- [WHAT IS BEING ASKED]: Set down the full listing exactly, character for character.

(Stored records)
-*-*-

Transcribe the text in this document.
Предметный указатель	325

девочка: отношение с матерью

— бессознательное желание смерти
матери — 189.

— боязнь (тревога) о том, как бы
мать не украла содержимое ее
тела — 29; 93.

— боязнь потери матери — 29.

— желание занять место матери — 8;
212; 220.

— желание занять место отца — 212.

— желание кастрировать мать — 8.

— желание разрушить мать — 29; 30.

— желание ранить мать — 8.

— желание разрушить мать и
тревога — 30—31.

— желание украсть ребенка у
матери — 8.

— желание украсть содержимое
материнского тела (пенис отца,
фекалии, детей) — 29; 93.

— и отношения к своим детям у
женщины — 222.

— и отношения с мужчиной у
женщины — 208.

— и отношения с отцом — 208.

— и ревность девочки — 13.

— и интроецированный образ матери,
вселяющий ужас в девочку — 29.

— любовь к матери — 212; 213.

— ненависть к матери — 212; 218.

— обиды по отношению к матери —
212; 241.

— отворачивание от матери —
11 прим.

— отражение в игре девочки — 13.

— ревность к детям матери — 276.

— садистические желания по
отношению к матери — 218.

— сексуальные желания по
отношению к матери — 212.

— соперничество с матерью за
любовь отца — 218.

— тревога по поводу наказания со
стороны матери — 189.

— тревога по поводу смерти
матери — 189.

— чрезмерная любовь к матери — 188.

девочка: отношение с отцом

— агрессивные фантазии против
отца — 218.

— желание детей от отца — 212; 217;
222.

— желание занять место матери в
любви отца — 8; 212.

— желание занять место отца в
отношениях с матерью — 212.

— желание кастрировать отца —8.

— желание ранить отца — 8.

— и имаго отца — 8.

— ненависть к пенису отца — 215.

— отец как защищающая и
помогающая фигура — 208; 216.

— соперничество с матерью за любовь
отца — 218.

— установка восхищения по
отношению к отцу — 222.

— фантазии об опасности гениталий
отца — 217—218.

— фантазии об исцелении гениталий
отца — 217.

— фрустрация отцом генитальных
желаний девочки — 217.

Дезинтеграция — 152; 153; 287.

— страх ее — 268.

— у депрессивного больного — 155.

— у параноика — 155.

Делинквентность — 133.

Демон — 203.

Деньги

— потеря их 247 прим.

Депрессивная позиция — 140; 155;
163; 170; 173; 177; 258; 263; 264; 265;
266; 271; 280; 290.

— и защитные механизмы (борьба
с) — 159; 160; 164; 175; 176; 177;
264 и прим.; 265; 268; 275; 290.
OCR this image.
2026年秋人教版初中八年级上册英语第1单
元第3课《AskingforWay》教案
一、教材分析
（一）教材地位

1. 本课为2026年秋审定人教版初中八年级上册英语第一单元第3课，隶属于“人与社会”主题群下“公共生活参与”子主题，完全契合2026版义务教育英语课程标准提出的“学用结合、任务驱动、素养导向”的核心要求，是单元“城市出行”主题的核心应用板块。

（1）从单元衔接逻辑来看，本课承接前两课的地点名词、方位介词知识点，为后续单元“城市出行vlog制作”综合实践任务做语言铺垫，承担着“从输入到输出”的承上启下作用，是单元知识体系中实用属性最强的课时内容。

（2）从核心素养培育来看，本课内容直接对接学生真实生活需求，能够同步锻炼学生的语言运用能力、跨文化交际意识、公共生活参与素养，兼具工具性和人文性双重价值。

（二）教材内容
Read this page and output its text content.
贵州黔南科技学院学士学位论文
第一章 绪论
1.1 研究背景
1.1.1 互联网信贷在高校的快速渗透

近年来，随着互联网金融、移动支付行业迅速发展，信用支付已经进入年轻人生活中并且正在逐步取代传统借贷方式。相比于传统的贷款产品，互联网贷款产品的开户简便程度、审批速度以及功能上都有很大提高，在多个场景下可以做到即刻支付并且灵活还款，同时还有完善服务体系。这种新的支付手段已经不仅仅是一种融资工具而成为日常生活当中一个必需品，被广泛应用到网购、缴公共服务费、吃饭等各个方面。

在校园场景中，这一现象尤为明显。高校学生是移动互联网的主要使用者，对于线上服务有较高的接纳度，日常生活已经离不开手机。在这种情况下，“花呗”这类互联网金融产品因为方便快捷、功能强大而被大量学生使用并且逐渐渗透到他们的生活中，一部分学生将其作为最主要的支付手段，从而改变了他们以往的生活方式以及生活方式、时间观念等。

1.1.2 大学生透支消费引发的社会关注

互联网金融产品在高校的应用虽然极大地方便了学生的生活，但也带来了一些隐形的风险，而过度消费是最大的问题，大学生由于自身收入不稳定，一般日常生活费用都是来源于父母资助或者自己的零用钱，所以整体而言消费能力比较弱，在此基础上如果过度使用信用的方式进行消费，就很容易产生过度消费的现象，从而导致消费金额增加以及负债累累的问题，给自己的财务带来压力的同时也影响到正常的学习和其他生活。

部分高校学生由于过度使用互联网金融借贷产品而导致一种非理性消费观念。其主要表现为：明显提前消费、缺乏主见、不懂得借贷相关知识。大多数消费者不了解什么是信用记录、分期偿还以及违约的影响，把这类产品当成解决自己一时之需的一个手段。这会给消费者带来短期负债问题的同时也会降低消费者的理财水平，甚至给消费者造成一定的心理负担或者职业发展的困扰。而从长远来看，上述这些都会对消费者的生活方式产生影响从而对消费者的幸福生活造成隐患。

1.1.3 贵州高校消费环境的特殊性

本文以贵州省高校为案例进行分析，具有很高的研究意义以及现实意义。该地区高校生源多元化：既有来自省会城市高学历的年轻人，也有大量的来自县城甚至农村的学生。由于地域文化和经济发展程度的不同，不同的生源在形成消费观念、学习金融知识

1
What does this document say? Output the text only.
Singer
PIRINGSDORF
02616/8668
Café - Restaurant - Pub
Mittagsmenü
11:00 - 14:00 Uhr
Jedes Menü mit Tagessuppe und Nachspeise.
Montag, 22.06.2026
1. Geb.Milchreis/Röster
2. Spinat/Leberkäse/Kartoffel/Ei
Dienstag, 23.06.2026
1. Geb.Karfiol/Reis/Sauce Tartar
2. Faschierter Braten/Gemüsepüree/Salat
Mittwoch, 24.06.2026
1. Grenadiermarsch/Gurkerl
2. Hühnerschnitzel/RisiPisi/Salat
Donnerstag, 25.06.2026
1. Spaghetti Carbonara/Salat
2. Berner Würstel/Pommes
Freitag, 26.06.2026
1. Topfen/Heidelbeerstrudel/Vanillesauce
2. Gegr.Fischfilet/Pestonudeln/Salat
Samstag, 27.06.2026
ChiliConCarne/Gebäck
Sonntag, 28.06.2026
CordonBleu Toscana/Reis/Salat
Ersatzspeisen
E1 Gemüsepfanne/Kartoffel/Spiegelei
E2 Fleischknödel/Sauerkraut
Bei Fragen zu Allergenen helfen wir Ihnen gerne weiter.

-*-*-

- [PROBLEM SOLUTION]:
Transcribe the text in this document.
Предметный указатель	325

девочка: отношение с матерью

— бессознательное желание смерти
матери — 189.

— боязнь (тревога) о том, как бы
мать не украла содержимое ее
тела — 29; 93.

— боязнь потери матери — 29.

— желание занять место матери — 8;
212; 220.

— желание занять место отца — 212.

— желание кастрировать мать — 8.

— желание разрушить мать — 29; 30.

— желание ранить мать — 8.

— желание разрушить мать и
тревога — 30—31.

— желание украсть ребенка у
матери — 8.

— желание украсть содержимое
материнского тела (пенис отца,
фекалии, детей) — 29; 93.

— и отношения к своим детям у
женщины — 222.

— и отношения с мужчиной у
женщины — 208.

— и отношения с отцом — 208.

— и ревность девочки — 13.

— и интроецированный образ матери,
вселяющий ужас в девочку — 29.

— любовь к матери — 212; 213.

— ненависть к матери — 212; 218.

— обиды по отношению к матери —
212; 241.

— отворачивание от матери —
11 прим.

— отражение в игре девочки — 13.

— ревность к детям матери — 276.

— садистические желания по
отношению к матери — 218.

— сексуальные желания по
отношению к матери — 212.

— соперничество с матерью за
любовь отца — 218.

— тревога по поводу наказания со
стороны матери — 189.

— тревога по поводу смерти
матери — 189.

— чрезмерная любовь к матери — 188.

девочка: отношение с отцом

— агрессивные фантазии против
отца — 218.

— желание детей от отца — 212; 217;
222.

— желание занять место матери в
любви отца — 8; 212.

— желание занять место отца в
отношениях с матерью — 212.

— желание кастрировать отца —8.

— желание ранить отца — 8.

— и имаго отца — 8.

— ненависть к пенису отца — 215.

— отец как защищающая и
помогающая фигура — 208; 216.

— соперничество с матерью за любовь
отца — 218.

— установка восхищения по
отношению к отцу — 222.

— фантазии об опасности гениталий
отца — 217—218.

— фантазии об исцелении гениталий
отца — 217.

— фрустрация отцом генитальных
желаний девочки — 217.

Дезинтеграция — 152; 153; 287.

— страх ее — 268.

— у депрессивного больного — 155.

— у параноика — 155.

Делинквентность — 133.

Демон — 203.

Деньги

— потеря их 247 прим.

Депрессивная позиция — 140; 155;
163; 170; 173; 177; 258; 263; 264; 265;
266; 271; 280; 290.

— и защитные механизмы (борьба
с) — 159; 160; 164; 175; 176; 177;
264 и прим.; 265; 268; 275; 290.
OCR this image.
2026年秋人教版初中八年级上册英语第1单
元第3课《AskingforWay》教案
一、教材分析
（一）教材地位

1. 本课为2026年秋审定人教版初中八年级上册英语第一单元第3课，隶属于“人与社会”主题群下“公共生活参与”子主题，完全契合2026版义务教育英语课程标准提出的“学用结合、任务驱动、素养导向”的核心要求，是单元“城市出行”主题的核心应用板块。

（1）从单元衔接逻辑来看，本课承接前两课的地点名词、方位介词知识点，为后续单元“城市出行vlog制作”综合实践任务做语言铺垫，承担着“从输入到输出”的承上启下作用，是单元知识体系中实用属性最强的课时内容。

（2）从核心素养培育来看，本课内容直接对接学生真实生活需求，能够同步锻炼学生的语言运用能力、跨文化交际意识、公共生活参与素养，兼具工具性和人文性双重价值。

（二）教材内容
Read this page and output its text content.
贵州黔南科技学院学士学位论文
第一章 绪论
1.1 研究背景
1.1.1 互联网信贷在高校的快速渗透

近年来，随着互联网金融、移动支付行业迅速发展，信用支付已经进入年轻人生活中并且正在逐步取代传统借贷方式。相比于传统的贷款产品，互联网贷款产品的开户简便程度、审批速度以及功能上都有很大提高，在多个场景下可以做到即刻支付并且灵活还款，同时还有完善服务体系。这种新的支付手段已经不仅仅是一种融资工具而成为日常生活当中一个必需品，被广泛应用到网购、缴公共服务费、吃饭等各个方面。

在校园场景中，这一现象尤为明显。高校学生是移动互联网的主要使用者，对于线上服务有较高的接纳度，日常生活已经离不开手机。在这种情况下，“花呗”这类互联网金融产品因为方便快捷、功能强大而被大量学生使用并且逐渐渗透到他们的生活中，一部分学生将其作为最主要的支付手段，从而改变了他们以往的生活方式以及生活方式、时间观念等。

1.1.2 大学生透支消费引发的社会关注

互联网金融产品在高校的应用虽然极大地方便了学生的生活，但也带来了一些隐形的风险，而过度消费是最大的问题，大学生由于自身收入不稳定，一般日常生活费用都是来源于父母资助或者自己的零用钱，所以整体而言消费能力比较弱，在此基础上如果过度使用信用的方式进行消费，就很容易产生过度消费的现象，从而导致消费金额增加以及负债累累的问题，给自己的财务带来压力的同时也影响到正常的学习和其他生活。

部分高校学生由于过度使用互联网金融借贷产品而导致一种非理性消费观念。其主要表现为：明显提前消费、缺乏主见、不懂得借贷相关知识。大多数消费者不了解什么是信用记录、分期偿还以及违约的影响，把这类产品当成解决自己一时之需的一个手段。这会给消费者带来短期负债问题的同时也会降低消费者的理财水平，甚至给消费者造成一定的心理负担或者职业发展的困扰。而从长远来看，上述这些都会对消费者的生活方式产生影响从而对消费者的幸福生活造成隐患。

1.1.3 贵州高校消费环境的特殊性

本文以贵州省高校为案例进行分析，具有很高的研究意义以及现实意义。该地区高校生源多元化：既有来自省会城市高学历的年轻人，也有大量的来自县城甚至农村的学生。由于地域文化和经济发展程度的不同，不同的生源在形成消费观念、学习金融知识

1
What does this document say? Output the text only.
Singer
PIRINGSDORF
02616/8668
Café - Restaurant - Pub
Mittagsmenü
11:00 - 14:00 Uhr
Jedes Menü mit Tagessuppe und Nachspeise.
Montag, 22.06.2026
1. Geb.Milchreis/Röster
2. Spinat/Leberkäse/Kartoffel/Ei
Dienstag, 23.06.2026
1. Geb.Karfiol/Reis/Sauce Tartar
2. Faschierter Braten/Gemüsepüree/Salat
Mittwoch, 24.06.2026
1. Grenadiermarsch/Gurkerl
2. Hühnerschnitzel/RisiPisi/Salat
Donnerstag, 25.06.2026
1. Spaghetti Carbonara/Salat
2. Berner Würstel/Pommes
Freitag, 26.06.2026
1. Topfen/Heidelbeerstrudel/Vanillesauce
2. Gegr.Fischfilet/Pestonudeln/Salat
Samstag, 27.06.2026
ChiliConCarne/Gebäck
Sonntag, 28.06.2026
CordonBleu Toscana/Reis/Salat
Ersatzspeisen
E1 Gemüsepfanne/Kartoffel/Spiegelei
E2 Fleischknödel/Sauerkraut
Bei Fragen zu Allergenen helfen wir Ihnen gerne weiter.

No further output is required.